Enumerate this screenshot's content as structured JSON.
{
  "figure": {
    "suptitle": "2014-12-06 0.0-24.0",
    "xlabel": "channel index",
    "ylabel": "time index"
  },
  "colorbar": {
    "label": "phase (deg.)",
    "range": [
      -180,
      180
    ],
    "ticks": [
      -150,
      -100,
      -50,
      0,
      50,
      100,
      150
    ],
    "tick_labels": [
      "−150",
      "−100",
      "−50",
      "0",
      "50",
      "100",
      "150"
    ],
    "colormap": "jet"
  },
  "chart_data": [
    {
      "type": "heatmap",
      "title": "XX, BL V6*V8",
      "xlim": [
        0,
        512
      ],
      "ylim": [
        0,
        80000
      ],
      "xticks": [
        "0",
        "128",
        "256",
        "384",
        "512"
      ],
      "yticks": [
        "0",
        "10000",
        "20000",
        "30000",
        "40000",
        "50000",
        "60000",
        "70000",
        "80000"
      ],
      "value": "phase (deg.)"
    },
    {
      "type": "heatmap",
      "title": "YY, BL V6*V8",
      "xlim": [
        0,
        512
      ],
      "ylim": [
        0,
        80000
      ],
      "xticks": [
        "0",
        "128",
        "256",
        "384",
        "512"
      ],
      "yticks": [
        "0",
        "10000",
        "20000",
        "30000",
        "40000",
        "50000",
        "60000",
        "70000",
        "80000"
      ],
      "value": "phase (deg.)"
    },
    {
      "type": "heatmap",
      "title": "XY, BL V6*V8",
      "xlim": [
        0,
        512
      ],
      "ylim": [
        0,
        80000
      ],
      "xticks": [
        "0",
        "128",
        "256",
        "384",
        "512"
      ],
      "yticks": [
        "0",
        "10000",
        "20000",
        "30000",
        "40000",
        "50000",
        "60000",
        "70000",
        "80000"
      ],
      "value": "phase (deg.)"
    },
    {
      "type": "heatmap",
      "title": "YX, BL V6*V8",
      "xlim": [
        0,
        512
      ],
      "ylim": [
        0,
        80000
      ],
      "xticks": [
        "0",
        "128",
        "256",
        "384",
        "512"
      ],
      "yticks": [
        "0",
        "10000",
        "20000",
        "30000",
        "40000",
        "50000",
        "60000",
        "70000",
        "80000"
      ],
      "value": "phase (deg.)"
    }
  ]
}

::::::::::

◆ Goal:
Find how many lines in the material hold the word "index" and state that number alone.

◆ Response to the task:
2